What is needed ::
Transcribe the records in full, keeping every character as it is.

Available records ::
+ + + +

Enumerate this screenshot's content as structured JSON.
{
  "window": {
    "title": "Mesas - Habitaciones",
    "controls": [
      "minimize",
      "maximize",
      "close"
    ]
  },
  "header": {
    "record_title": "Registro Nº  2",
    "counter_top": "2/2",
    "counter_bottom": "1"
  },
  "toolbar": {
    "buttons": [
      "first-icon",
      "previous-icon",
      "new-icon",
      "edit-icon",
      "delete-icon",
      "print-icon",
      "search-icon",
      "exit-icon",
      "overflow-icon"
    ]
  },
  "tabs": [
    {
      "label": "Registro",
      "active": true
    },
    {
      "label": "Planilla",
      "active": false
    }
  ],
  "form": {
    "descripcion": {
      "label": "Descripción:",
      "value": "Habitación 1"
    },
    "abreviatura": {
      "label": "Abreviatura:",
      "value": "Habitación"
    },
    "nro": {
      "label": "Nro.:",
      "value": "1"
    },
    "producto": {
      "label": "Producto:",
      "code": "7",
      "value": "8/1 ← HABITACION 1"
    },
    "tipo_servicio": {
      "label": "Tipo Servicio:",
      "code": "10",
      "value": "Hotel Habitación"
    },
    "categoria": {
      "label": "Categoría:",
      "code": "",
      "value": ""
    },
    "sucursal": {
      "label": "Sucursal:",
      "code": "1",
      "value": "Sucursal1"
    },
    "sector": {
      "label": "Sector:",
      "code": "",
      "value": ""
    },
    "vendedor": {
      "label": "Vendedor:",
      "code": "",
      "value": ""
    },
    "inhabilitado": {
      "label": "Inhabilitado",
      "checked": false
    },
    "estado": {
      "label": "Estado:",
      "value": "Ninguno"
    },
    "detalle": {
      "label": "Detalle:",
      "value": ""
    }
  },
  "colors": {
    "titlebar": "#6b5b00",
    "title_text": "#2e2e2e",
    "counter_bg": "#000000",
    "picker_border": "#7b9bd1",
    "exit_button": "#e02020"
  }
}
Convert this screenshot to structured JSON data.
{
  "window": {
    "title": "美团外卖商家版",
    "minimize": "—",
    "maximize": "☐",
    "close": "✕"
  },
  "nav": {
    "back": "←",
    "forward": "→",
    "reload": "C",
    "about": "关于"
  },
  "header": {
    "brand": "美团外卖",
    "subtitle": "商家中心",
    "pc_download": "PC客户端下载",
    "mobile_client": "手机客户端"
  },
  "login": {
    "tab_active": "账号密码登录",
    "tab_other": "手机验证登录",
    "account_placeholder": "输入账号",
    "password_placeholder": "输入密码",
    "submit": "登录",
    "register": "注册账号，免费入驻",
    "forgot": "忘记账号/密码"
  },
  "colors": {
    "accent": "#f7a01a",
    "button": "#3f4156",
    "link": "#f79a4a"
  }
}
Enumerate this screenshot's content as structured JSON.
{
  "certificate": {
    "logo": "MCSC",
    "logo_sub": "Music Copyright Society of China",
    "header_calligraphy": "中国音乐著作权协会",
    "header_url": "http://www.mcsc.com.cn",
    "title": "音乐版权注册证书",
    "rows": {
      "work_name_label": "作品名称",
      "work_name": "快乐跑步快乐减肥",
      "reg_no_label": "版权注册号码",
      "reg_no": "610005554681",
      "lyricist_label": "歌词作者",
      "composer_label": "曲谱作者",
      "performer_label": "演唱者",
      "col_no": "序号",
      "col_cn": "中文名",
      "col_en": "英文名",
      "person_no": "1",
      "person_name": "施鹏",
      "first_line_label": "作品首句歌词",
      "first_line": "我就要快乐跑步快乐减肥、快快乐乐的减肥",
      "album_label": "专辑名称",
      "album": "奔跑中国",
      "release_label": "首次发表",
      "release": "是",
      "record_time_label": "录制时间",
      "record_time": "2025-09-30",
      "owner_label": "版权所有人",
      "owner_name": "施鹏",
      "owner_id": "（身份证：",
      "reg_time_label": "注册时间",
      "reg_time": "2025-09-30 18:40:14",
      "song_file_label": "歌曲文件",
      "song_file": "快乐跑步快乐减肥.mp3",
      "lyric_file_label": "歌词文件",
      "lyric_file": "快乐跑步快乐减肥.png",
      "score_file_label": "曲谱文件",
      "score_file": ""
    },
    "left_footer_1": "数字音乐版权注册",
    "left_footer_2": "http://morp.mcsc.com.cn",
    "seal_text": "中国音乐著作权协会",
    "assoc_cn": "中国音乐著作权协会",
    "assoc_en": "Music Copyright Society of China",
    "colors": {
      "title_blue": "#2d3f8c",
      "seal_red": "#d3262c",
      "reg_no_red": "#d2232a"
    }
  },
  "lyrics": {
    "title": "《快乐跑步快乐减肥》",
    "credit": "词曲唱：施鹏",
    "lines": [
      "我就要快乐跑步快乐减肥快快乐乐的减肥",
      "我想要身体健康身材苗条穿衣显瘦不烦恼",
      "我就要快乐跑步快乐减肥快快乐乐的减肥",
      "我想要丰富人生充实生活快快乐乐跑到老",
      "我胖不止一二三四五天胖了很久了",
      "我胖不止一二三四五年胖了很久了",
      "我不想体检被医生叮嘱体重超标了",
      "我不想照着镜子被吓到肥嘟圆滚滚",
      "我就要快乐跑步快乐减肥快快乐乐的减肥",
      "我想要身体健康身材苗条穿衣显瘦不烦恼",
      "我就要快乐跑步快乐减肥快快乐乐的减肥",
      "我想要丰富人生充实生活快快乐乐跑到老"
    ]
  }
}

+ + + +

Solution ::
Enumerate this screenshot's content as structured JSON.
{
  "window": {
    "title": "Mesas - Habitaciones",
    "controls": [
      "minimize",
      "maximize",
      "close"
    ]
  },
  "header": {
    "record_title": "Registro Nº  2",
    "counter_top": "2/2",
    "counter_bottom": "1"
  },
  "toolbar": {
    "buttons": [
      "first-icon",
      "previous-icon",
      "new-icon",
      "edit-icon",
      "delete-icon",
      "print-icon",
      "search-icon",
      "exit-icon",
      "overflow-icon"
    ]
  },
  "tabs": [
    {
      "label": "Registro",
      "active": true
    },
    {
      "label": "Planilla",
      "active": false
    }
  ],
  "form": {
    "descripcion": {
      "label": "Descripción:",
      "value": "Habitación 1"
    },
    "abreviatura": {
      "label": "Abreviatura:",
      "value": "Habitación"
    },
    "nro": {
      "label": "Nro.:",
      "value": "1"
    },
    "producto": {
      "label": "Producto:",
      "code": "7",
      "value": "8/1 ← HABITACION 1"
    },
    "tipo_servicio": {
      "label": "Tipo Servicio:",
      "code": "10",
      "value": "Hotel Habitación"
    },
    "categoria": {
      "label": "Categoría:",
      "code": "",
      "value": ""
    },
    "sucursal": {
      "label": "Sucursal:",
      "code": "1",
      "value": "Sucursal1"
    },
    "sector": {
      "label": "Sector:",
      "code": "",
      "value": ""
    },
    "vendedor": {
      "label": "Vendedor:",
      "code": "",
      "value": ""
    },
    "inhabilitado": {
      "label": "Inhabilitado",
      "checked": false
    },
    "estado": {
      "label": "Estado:",
      "value": "Ninguno"
    },
    "detalle": {
      "label": "Detalle:",
      "value": ""
    }
  },
  "colors": {
    "titlebar": "#6b5b00",
    "title_text": "#2e2e2e",
    "counter_bg": "#000000",
    "picker_border": "#7b9bd1",
    "exit_button": "#e02020"
  }
}
Convert this screenshot to structured JSON data.
{
  "window": {
    "title": "美团外卖商家版",
    "minimize": "—",
    "maximize": "☐",
    "close": "✕"
  },
  "nav": {
    "back": "←",
    "forward": "→",
    "reload": "C",
    "about": "关于"
  },
  "header": {
    "brand": "美团外卖",
    "subtitle": "商家中心",
    "pc_download": "PC客户端下载",
    "mobile_client": "手机客户端"
  },
  "login": {
    "tab_active": "账号密码登录",
    "tab_other": "手机验证登录",
    "account_placeholder": "输入账号",
    "password_placeholder": "输入密码",
    "submit": "登录",
    "register": "注册账号，免费入驻",
    "forgot": "忘记账号/密码"
  },
  "colors": {
    "accent": "#f7a01a",
    "button": "#3f4156",
    "link": "#f79a4a"
  }
}
Enumerate this screenshot's content as structured JSON.
{
  "certificate": {
    "logo": "MCSC",
    "logo_sub": "Music Copyright Society of China",
    "header_calligraphy": "中国音乐著作权协会",
    "header_url": "http://www.mcsc.com.cn",
    "title": "音乐版权注册证书",
    "rows": {
      "work_name_label": "作品名称",
      "work_name": "快乐跑步快乐减肥",
      "reg_no_label": "版权注册号码",
      "reg_no": "610005554681",
      "lyricist_label": "歌词作者",
      "composer_label": "曲谱作者",
      "performer_label": "演唱者",
      "col_no": "序号",
      "col_cn": "中文名",
      "col_en": "英文名",
      "person_no": "1",
      "person_name": "施鹏",
      "first_line_label": "作品首句歌词",
      "first_line": "我就要快乐跑步快乐减肥、快快乐乐的减肥",
      "album_label": "专辑名称",
      "album": "奔跑中国",
      "release_label": "首次发表",
      "release": "是",
      "record_time_label": "录制时间",
      "record_time": "2025-09-30",
      "owner_label": "版权所有人",
      "owner_name": "施鹏",
      "owner_id": "（身份证：",
      "reg_time_label": "注册时间",
      "reg_time": "2025-09-30 18:40:14",
      "song_file_label": "歌曲文件",
      "song_file": "快乐跑步快乐减肥.mp3",
      "lyric_file_label": "歌词文件",
      "lyric_file": "快乐跑步快乐减肥.png",
      "score_file_label": "曲谱文件",
      "score_file": ""
    },
    "left_footer_1": "数字音乐版权注册",
    "left_footer_2": "http://morp.mcsc.com.cn",
    "seal_text": "中国音乐著作权协会",
    "assoc_cn": "中国音乐著作权协会",
    "assoc_en": "Music Copyright Society of China",
    "colors": {
      "title_blue": "#2d3f8c",
      "seal_red": "#d3262c",
      "reg_no_red": "#d2232a"
    }
  },
  "lyrics": {
    "title": "《快乐跑步快乐减肥》",
    "credit": "词曲唱：施鹏",
    "lines": [
      "我就要快乐跑步快乐减肥快快乐乐的减肥",
      "我想要身体健康身材苗条穿衣显瘦不烦恼",
      "我就要快乐跑步快乐减肥快快乐乐的减肥",
      "我想要丰富人生充实生活快快乐乐跑到老",
      "我胖不止一二三四五天胖了很久了",
      "我胖不止一二三四五年胖了很久了",
      "我不想体检被医生叮嘱体重超标了",
      "我不想照着镜子被吓到肥嘟圆滚滚",
      "我就要快乐跑步快乐减肥快快乐乐的减肥",
      "我想要身体健康身材苗条穿衣显瘦不烦恼",
      "我就要快乐跑步快乐减肥快快乐乐的减肥",
      "我想要丰富人生充实生活快快乐乐跑到老"
    ]
  }
}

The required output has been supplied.